> _Exercise description_:
Read the listing below and copy out every line that holds "JSON".

> _Input_:
______
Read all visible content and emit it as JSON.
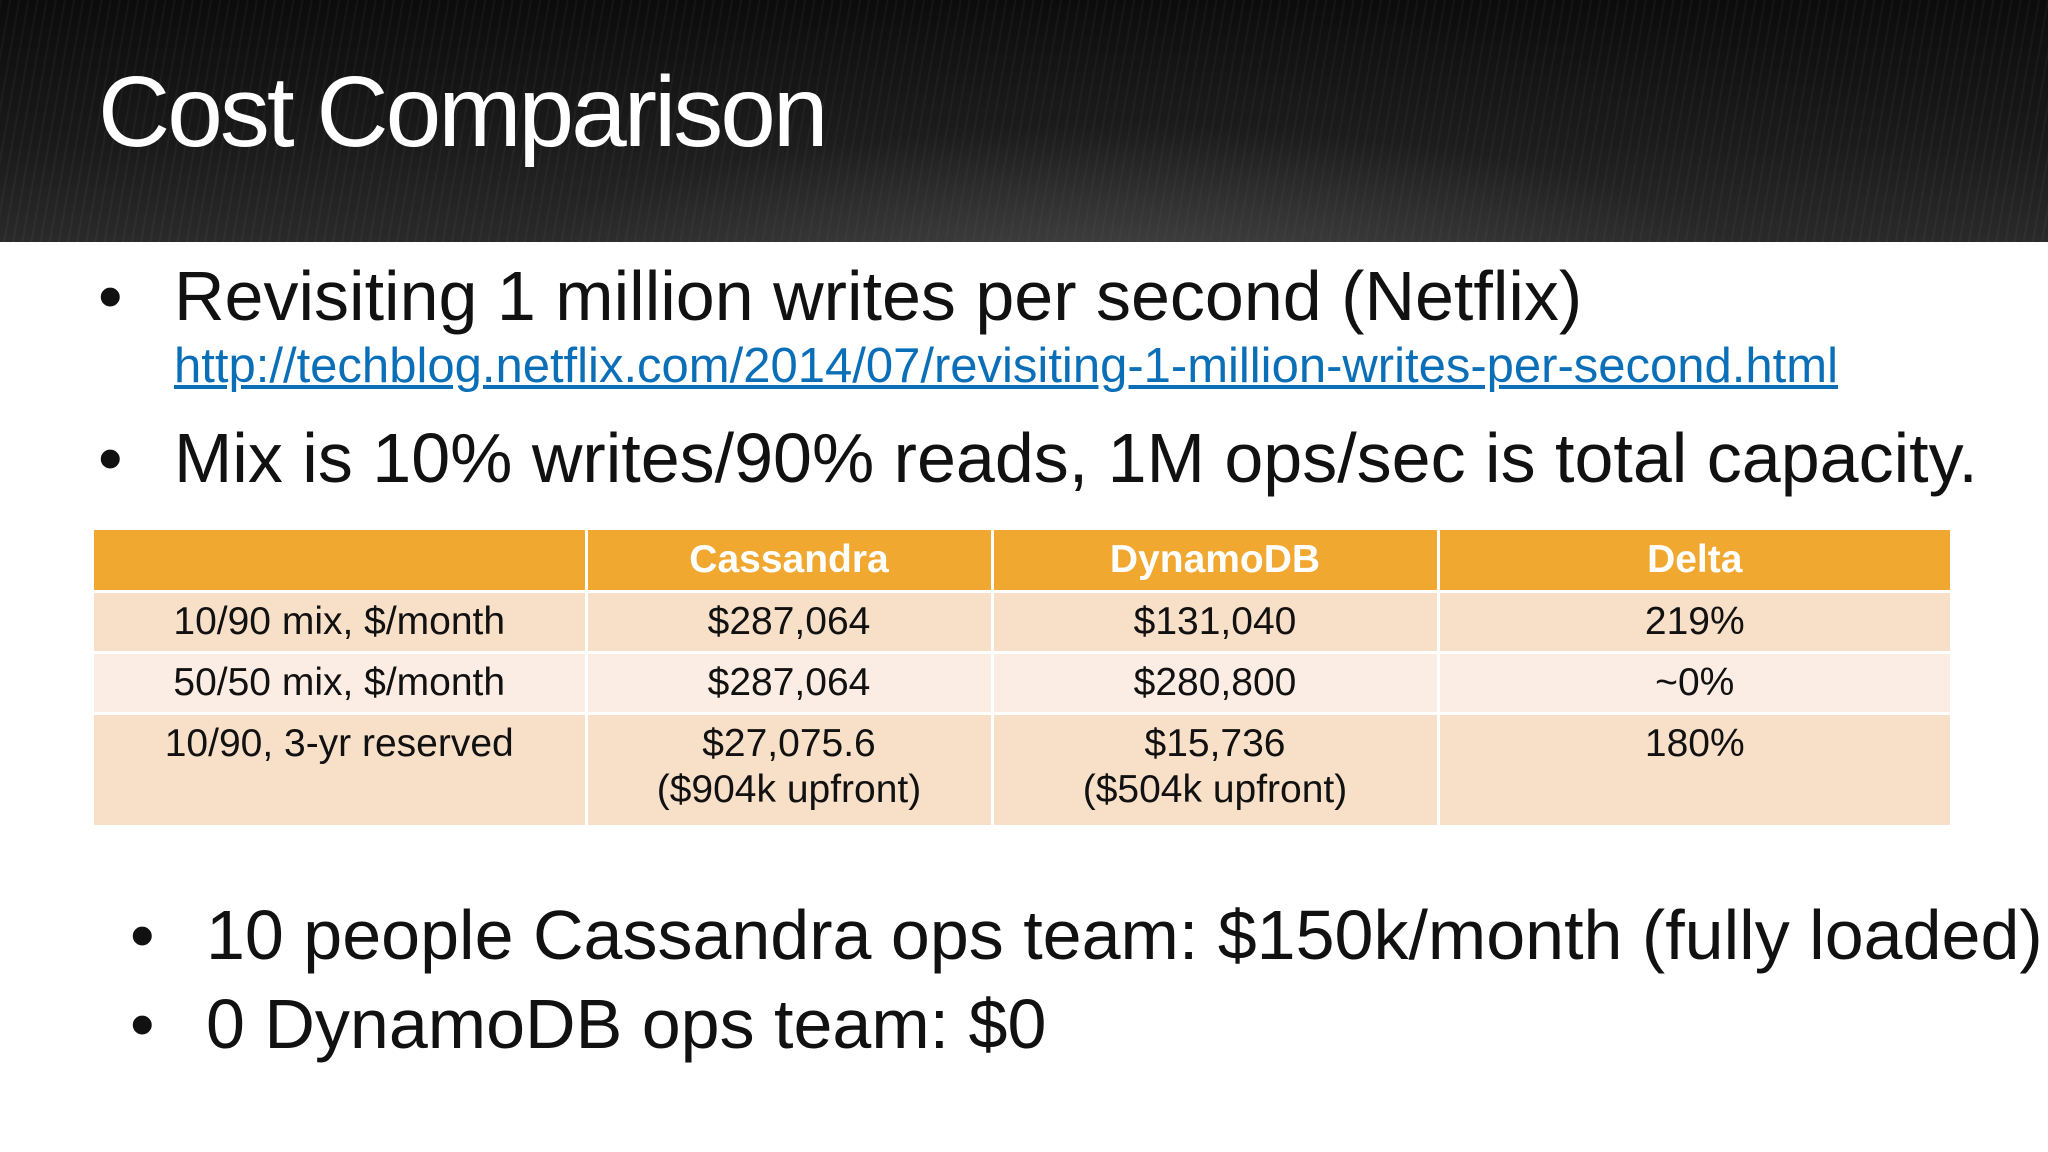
{
  "slide": {
    "title": "Cost Comparison",
    "bullets_top": [
      {
        "marker": "•",
        "text": "Revisiting 1 million writes per second (Netflix)",
        "link": "http://techblog.netflix.com/2014/07/revisiting-1-million-writes-per-second.html"
      },
      {
        "marker": "•",
        "text": "Mix is 10% writes/90% reads, 1M ops/sec is total capacity."
      }
    ],
    "table": {
      "headers": [
        "",
        "Cassandra",
        "DynamoDB",
        "Delta"
      ],
      "rows": [
        {
          "label": "10/90 mix, $/month",
          "cassandra": "$287,064",
          "dynamodb": "$131,040",
          "delta": "219%"
        },
        {
          "label": "50/50 mix, $/month",
          "cassandra": "$287,064",
          "dynamodb": "$280,800",
          "delta": "~0%"
        },
        {
          "label": "10/90, 3-yr reserved",
          "cassandra": "$27,075.6",
          "cassandra_note": "($904k upfront)",
          "dynamodb": "$15,736",
          "dynamodb_note": "($504k upfront)",
          "delta": "180%"
        }
      ]
    },
    "bullets_bottom": [
      {
        "marker": "•",
        "text": "10 people Cassandra ops team: $150k/month (fully loaded)"
      },
      {
        "marker": "•",
        "text": "0 DynamoDB ops team: $0"
      }
    ]
  }
}
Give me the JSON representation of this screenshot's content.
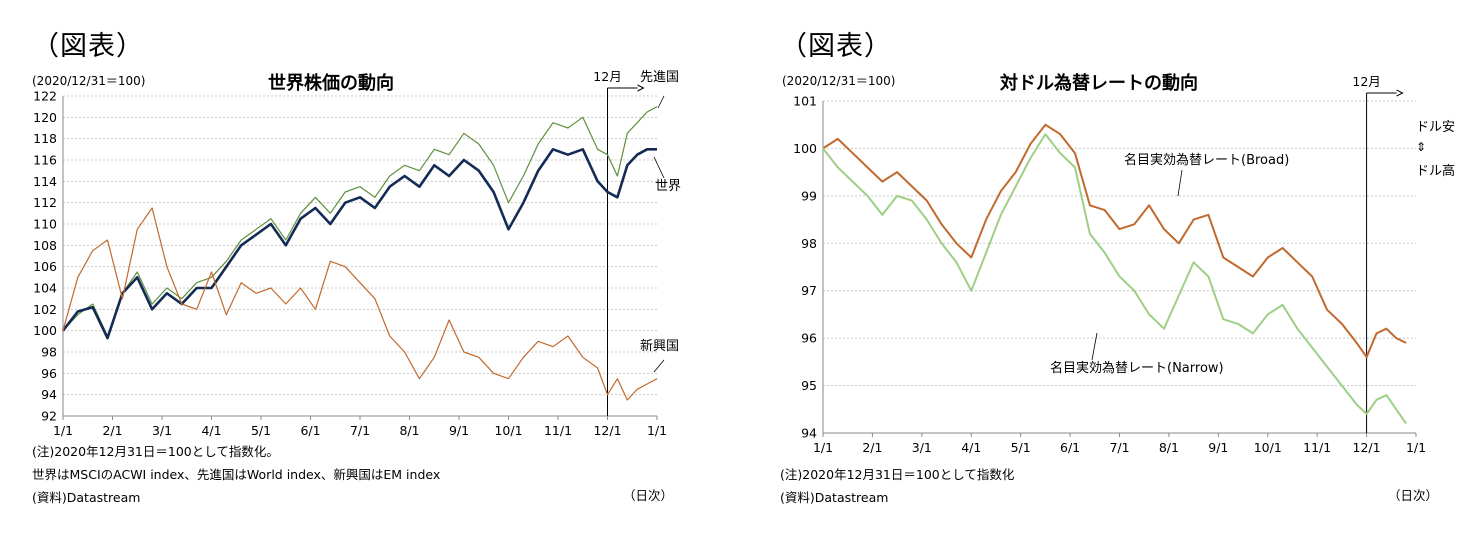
______
> _Task output_:
Read all visible content and emit it as JSON.
Give me the JSON representation of this screenshot's content.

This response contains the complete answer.